(Excerpt from a dataset)
☆ ☆ ☆ ☆
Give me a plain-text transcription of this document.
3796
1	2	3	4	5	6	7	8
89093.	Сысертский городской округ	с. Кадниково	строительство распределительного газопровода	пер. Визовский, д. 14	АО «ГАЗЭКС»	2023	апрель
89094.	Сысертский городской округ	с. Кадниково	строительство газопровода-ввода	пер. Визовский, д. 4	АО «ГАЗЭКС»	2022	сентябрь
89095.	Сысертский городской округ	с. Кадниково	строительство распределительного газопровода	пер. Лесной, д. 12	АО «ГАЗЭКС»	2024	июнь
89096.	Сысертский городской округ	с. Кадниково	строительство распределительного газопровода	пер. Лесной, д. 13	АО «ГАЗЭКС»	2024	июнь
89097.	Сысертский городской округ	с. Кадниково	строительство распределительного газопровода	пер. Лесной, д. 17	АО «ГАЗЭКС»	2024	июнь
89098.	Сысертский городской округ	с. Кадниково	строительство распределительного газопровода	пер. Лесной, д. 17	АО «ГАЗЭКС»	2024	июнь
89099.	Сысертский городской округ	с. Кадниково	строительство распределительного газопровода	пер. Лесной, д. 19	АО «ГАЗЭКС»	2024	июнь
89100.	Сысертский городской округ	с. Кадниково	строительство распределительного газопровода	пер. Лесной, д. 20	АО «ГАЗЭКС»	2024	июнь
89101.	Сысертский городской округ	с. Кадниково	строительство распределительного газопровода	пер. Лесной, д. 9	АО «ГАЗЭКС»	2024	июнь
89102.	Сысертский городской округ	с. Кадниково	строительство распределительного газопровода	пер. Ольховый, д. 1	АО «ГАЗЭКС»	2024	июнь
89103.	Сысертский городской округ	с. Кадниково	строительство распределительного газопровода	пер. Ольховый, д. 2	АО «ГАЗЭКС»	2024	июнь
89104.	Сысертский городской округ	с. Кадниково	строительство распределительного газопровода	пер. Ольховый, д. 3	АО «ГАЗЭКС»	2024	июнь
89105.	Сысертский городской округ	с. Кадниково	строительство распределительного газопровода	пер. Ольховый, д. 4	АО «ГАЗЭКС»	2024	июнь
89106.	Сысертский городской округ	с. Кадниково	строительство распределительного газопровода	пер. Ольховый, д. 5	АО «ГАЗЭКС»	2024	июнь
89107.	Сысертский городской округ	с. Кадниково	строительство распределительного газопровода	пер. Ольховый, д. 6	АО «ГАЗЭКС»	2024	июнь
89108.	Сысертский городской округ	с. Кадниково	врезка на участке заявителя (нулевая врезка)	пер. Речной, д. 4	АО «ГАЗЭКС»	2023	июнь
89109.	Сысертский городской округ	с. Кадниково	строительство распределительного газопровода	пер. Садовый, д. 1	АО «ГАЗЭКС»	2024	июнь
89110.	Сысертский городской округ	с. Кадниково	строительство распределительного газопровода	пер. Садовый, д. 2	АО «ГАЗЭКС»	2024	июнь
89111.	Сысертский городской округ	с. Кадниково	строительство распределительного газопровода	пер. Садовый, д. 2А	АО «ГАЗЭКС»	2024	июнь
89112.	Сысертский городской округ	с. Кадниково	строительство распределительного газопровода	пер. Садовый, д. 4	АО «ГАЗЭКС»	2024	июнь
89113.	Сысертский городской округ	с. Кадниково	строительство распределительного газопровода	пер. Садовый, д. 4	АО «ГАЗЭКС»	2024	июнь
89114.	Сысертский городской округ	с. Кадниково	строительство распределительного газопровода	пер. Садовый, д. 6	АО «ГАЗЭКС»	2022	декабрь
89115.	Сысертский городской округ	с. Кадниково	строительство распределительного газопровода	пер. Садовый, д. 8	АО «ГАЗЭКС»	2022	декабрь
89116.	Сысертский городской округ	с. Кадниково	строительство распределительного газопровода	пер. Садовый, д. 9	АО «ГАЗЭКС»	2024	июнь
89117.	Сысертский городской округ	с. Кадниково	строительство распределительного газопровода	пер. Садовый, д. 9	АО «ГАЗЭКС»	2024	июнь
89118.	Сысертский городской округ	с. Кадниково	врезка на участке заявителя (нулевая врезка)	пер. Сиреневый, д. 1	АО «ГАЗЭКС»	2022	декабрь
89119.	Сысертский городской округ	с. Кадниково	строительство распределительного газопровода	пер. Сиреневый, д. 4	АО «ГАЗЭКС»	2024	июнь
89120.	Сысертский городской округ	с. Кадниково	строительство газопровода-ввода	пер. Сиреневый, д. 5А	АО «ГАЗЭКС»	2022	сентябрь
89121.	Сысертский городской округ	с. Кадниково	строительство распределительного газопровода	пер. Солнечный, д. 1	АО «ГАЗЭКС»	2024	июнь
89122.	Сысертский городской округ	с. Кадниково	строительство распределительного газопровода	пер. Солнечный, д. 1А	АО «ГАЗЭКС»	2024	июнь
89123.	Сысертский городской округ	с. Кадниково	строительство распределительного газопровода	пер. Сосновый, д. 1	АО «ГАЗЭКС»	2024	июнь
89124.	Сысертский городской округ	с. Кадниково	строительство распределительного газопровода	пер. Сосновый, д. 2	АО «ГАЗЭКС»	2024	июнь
☆ ☆ ☆ ☆
Please restate the whole listing word for word.

Give me a plain-text transcription of this document.
3796
1	2	3	4	5	6	7	8
89093.	Сысертский городской округ	с. Кадниково	строительство распределительного газопровода	пер. Визовский, д. 14	АО «ГАЗЭКС»	2023	апрель
89094.	Сысертский городской округ	с. Кадниково	строительство газопровода-ввода	пер. Визовский, д. 4	АО «ГАЗЭКС»	2022	сентябрь
89095.	Сысертский городской округ	с. Кадниково	строительство распределительного газопровода	пер. Лесной, д. 12	АО «ГАЗЭКС»	2024	июнь
89096.	Сысертский городской округ	с. Кадниково	строительство распределительного газопровода	пер. Лесной, д. 13	АО «ГАЗЭКС»	2024	июнь
89097.	Сысертский городской округ	с. Кадниково	строительство распределительного газопровода	пер. Лесной, д. 17	АО «ГАЗЭКС»	2024	июнь
89098.	Сысертский городской округ	с. Кадниково	строительство распределительного газопровода	пер. Лесной, д. 17	АО «ГАЗЭКС»	2024	июнь
89099.	Сысертский городской округ	с. Кадниково	строительство распределительного газопровода	пер. Лесной, д. 19	АО «ГАЗЭКС»	2024	июнь
89100.	Сысертский городской округ	с. Кадниково	строительство распределительного газопровода	пер. Лесной, д. 20	АО «ГАЗЭКС»	2024	июнь
89101.	Сысертский городской округ	с. Кадниково	строительство распределительного газопровода	пер. Лесной, д. 9	АО «ГАЗЭКС»	2024	июнь
89102.	Сысертский городской округ	с. Кадниково	строительство распределительного газопровода	пер. Ольховый, д. 1	АО «ГАЗЭКС»	2024	июнь
89103.	Сысертский городской округ	с. Кадниково	строительство распределительного газопровода	пер. Ольховый, д. 2	АО «ГАЗЭКС»	2024	июнь
89104.	Сысертский городской округ	с. Кадниково	строительство распределительного газопровода	пер. Ольховый, д. 3	АО «ГАЗЭКС»	2024	июнь
89105.	Сысертский городской округ	с. Кадниково	строительство распределительного газопровода	пер. Ольховый, д. 4	АО «ГАЗЭКС»	2024	июнь
89106.	Сысертский городской округ	с. Кадниково	строительство распределительного газопровода	пер. Ольховый, д. 5	АО «ГАЗЭКС»	2024	июнь
89107.	Сысертский городской округ	с. Кадниково	строительство распределительного газопровода	пер. Ольховый, д. 6	АО «ГАЗЭКС»	2024	июнь
89108.	Сысертский городской округ	с. Кадниково	врезка на участке заявителя (нулевая врезка)	пер. Речной, д. 4	АО «ГАЗЭКС»	2023	июнь
89109.	Сысертский городской округ	с. Кадниково	строительство распределительного газопровода	пер. Садовый, д. 1	АО «ГАЗЭКС»	2024	июнь
89110.	Сысертский городской округ	с. Кадниково	строительство распределительного газопровода	пер. Садовый, д. 2	АО «ГАЗЭКС»	2024	июнь
89111.	Сысертский городской округ	с. Кадниково	строительство распределительного газопровода	пер. Садовый, д. 2А	АО «ГАЗЭКС»	2024	июнь
89112.	Сысертский городской округ	с. Кадниково	строительство распределительного газопровода	пер. Садовый, д. 4	АО «ГАЗЭКС»	2024	июнь
89113.	Сысертский городской округ	с. Кадниково	строительство распределительного газопровода	пер. Садовый, д. 4	АО «ГАЗЭКС»	2024	июнь
89114.	Сысертский городской округ	с. Кадниково	строительство распределительного газопровода	пер. Садовый, д. 6	АО «ГАЗЭКС»	2022	декабрь
89115.	Сысертский городской округ	с. Кадниково	строительство распределительного газопровода	пер. Садовый, д. 8	АО «ГАЗЭКС»	2022	декабрь
89116.	Сысертский городской округ	с. Кадниково	строительство распределительного газопровода	пер. Садовый, д. 9	АО «ГАЗЭКС»	2024	июнь
89117.	Сысертский городской округ	с. Кадниково	строительство распределительного газопровода	пер. Садовый, д. 9	АО «ГАЗЭКС»	2024	июнь
89118.	Сысертский городской округ	с. Кадниково	врезка на участке заявителя (нулевая врезка)	пер. Сиреневый, д. 1	АО «ГАЗЭКС»	2022	декабрь
89119.	Сысертский городской округ	с. Кадниково	строительство распределительного газопровода	пер. Сиреневый, д. 4	АО «ГАЗЭКС»	2024	июнь
89120.	Сысертский городской округ	с. Кадниково	строительство газопровода-ввода	пер. Сиреневый, д. 5А	АО «ГАЗЭКС»	2022	сентябрь
89121.	Сысертский городской округ	с. Кадниково	строительство распределительного газопровода	пер. Солнечный, д. 1	АО «ГАЗЭКС»	2024	июнь
89122.	Сысертский городской округ	с. Кадниково	строительство распределительного газопровода	пер. Солнечный, д. 1А	АО «ГАЗЭКС»	2024	июнь
89123.	Сысертский городской округ	с. Кадниково	строительство распределительного газопровода	пер. Сосновый, д. 1	АО «ГАЗЭКС»	2024	июнь
89124.	Сысертский городской округ	с. Кадниково	строительство распределительного газопровода	пер. Сосновый, д. 2	АО «ГАЗЭКС»	2024	июнь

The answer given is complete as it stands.